◆ Work to do
Below are records; count the lines that contain "clés" and give only the total.

◆ Records provided

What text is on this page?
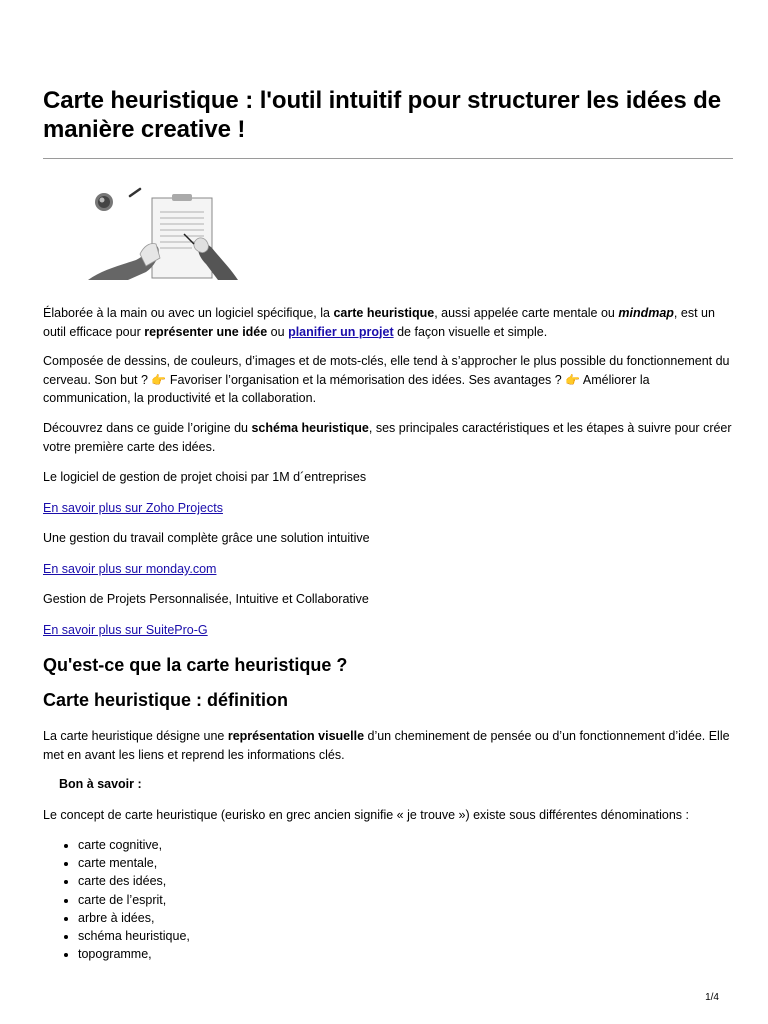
Carte heuristique : l'outil intuitif pour structurer les idées de manière creative !

Élaborée à la main ou avec un logiciel spécifique, la carte heuristique, aussi appelée carte mentale ou mindmap, est un outil efficace pour représenter une idée ou planifier un projet de façon visuelle et simple.

Composée de dessins, de couleurs, d’images et de mots-clés, elle tend à s’approcher le plus possible du fonctionnement du cerveau. Son but ? 👉 Favoriser l’organisation et la mémorisation des idées. Ses avantages ? 👉 Améliorer la communication, la productivité et la collaboration.

Découvrez dans ce guide l’origine du schéma heuristique, ses principales caractéristiques et les étapes à suivre pour créer votre première carte des idées.

Le logiciel de gestion de projet choisi par 1M d´entreprises

En savoir plus sur Zoho Projects

Une gestion du travail complète grâce une solution intuitive

En savoir plus sur monday.com

Gestion de Projets Personnalisée, Intuitive et Collaborative

En savoir plus sur SuitePro-G

Qu'est-ce que la carte heuristique ?
Carte heuristique : définition

La carte heuristique désigne une représentation visuelle d’un cheminement de pensée ou d’un fonctionnement d’idée. Elle met en avant les liens et reprend les informations clés.

Bon à savoir :

Le concept de carte heuristique (eurisko en grec ancien signifie « je trouve ») existe sous différentes dénominations :

carte cognitive,
carte mentale,
carte des idées,
carte de l’esprit,
arbre à idées,
schéma heuristique,
topogramme,
1/4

◆ Result for this exercise
2